_Goal:_
Find every line with the word "functionally". Copy those lines.

— START OF Exercise material —

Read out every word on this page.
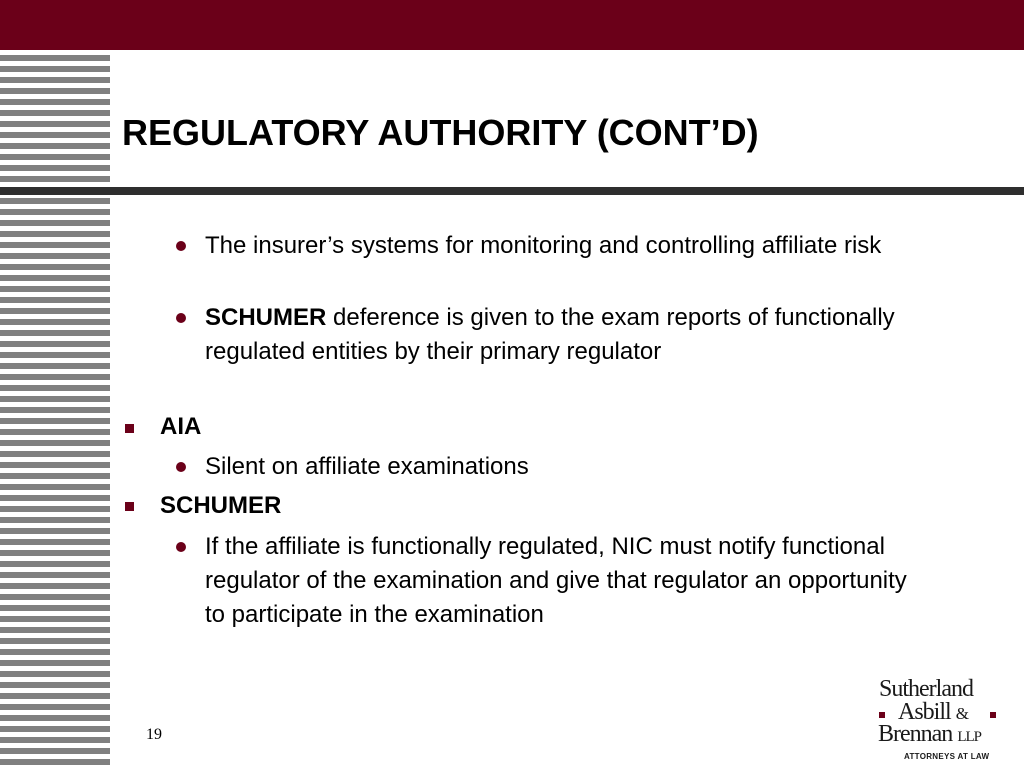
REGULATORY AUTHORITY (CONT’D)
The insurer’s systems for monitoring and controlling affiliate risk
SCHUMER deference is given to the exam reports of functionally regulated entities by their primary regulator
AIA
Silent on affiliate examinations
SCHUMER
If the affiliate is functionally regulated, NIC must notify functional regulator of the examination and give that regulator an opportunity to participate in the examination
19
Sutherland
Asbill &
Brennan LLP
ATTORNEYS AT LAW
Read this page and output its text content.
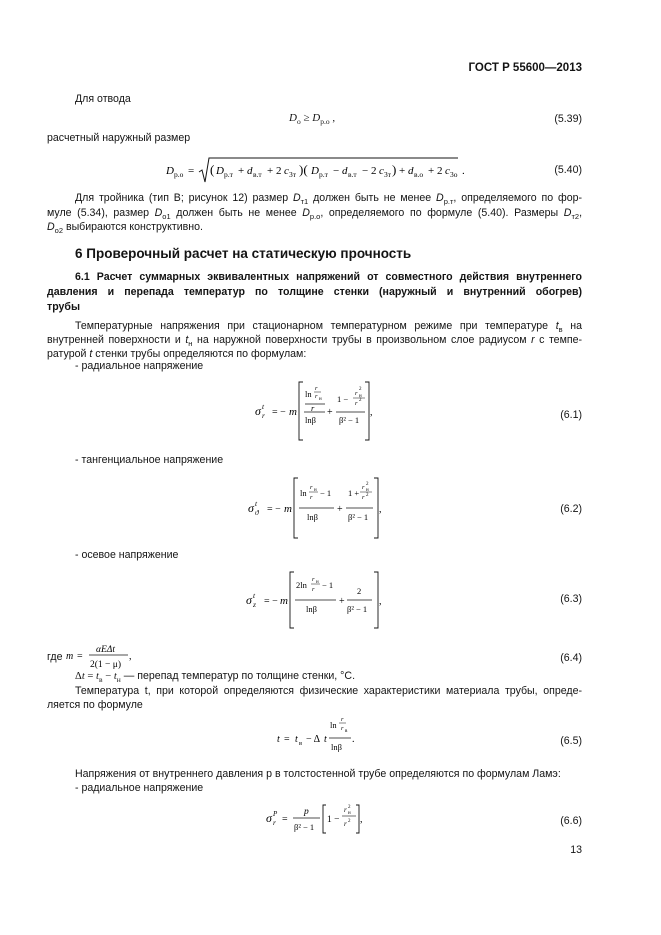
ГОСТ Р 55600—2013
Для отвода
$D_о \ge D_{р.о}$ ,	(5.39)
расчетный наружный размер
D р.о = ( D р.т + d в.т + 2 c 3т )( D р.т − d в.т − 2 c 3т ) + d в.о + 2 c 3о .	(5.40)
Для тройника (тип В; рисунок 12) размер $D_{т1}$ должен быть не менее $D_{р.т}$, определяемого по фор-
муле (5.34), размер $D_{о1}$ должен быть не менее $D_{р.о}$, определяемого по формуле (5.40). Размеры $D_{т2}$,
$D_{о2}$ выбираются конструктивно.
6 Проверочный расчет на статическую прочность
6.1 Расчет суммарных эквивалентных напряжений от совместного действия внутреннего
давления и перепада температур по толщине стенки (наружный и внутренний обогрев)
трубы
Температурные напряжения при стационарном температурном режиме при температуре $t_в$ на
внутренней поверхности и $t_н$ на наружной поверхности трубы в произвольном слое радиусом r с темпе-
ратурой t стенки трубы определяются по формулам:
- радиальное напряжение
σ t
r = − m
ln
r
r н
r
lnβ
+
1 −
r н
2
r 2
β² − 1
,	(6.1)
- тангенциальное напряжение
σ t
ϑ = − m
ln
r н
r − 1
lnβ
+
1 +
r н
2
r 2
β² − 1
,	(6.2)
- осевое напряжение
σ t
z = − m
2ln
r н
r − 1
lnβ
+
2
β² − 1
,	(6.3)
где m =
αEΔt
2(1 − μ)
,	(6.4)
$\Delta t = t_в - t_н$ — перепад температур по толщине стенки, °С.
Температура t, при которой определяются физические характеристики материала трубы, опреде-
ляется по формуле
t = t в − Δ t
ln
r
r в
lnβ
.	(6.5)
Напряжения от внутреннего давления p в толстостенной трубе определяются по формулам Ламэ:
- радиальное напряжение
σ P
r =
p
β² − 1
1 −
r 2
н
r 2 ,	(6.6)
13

— END OF Exercise material —
— START OF Exercise material —

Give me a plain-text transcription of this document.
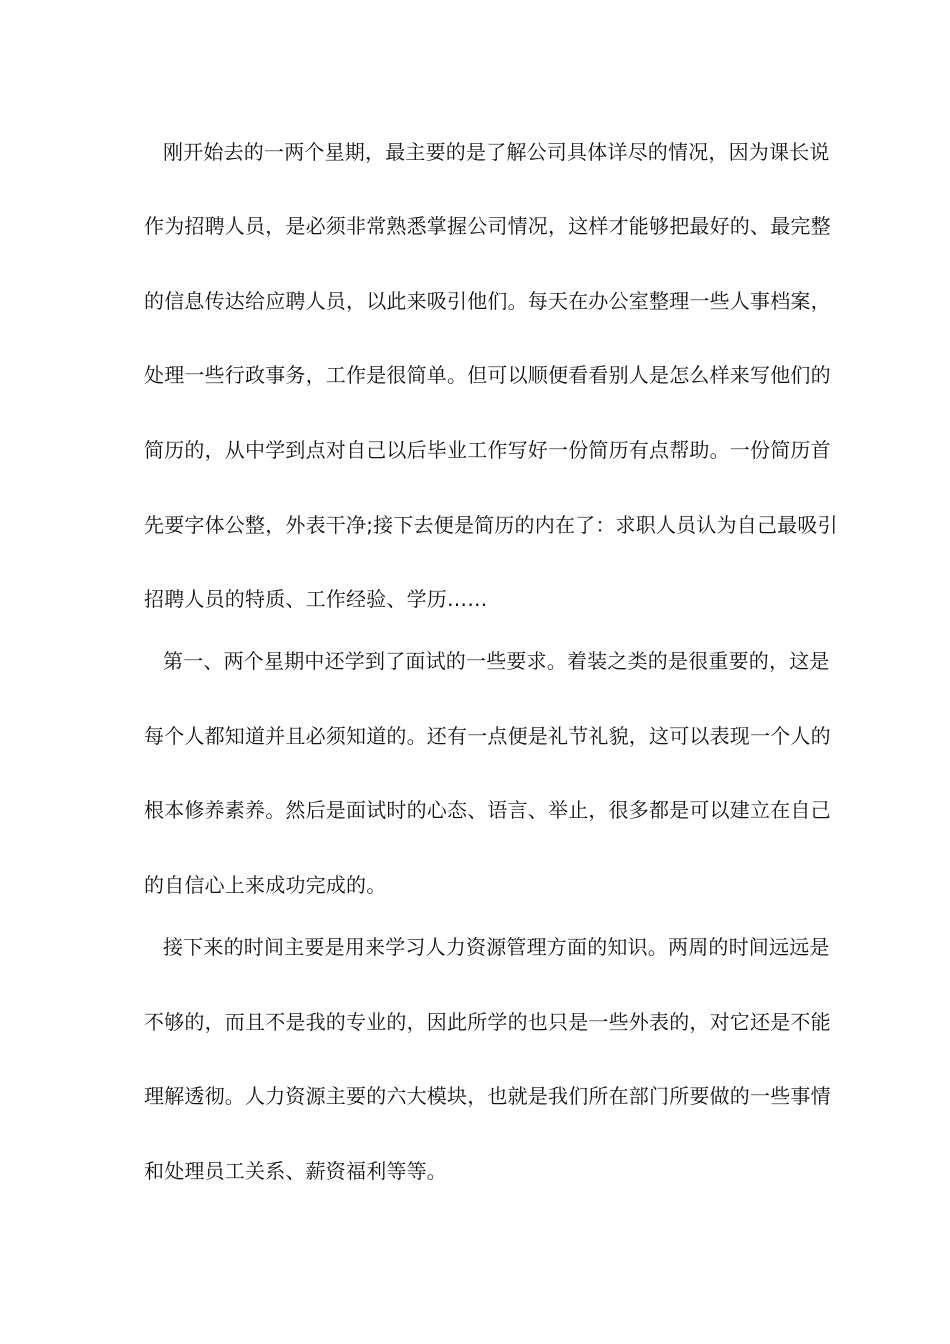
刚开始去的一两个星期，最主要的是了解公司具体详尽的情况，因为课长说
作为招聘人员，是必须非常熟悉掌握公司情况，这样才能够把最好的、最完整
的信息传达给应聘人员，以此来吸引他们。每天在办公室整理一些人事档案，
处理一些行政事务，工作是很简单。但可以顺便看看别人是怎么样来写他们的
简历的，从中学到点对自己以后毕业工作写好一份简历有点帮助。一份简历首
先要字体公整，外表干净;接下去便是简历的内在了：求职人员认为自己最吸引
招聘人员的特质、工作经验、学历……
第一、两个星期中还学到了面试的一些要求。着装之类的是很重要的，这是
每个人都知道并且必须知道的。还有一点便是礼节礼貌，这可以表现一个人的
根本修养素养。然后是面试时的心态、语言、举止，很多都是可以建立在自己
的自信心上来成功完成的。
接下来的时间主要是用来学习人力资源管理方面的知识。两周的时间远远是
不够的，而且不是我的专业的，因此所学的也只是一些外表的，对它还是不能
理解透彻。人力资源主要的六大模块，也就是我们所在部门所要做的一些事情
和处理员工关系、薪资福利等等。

— END OF Exercise material —

_The solution:_
SCHUMER deference is given to the exam reports of functionally regulated entities by their primary regulator
If the affiliate is functionally regulated, NIC must notify functional regulator of the examination and give that regulator an opportunity to participate in the examination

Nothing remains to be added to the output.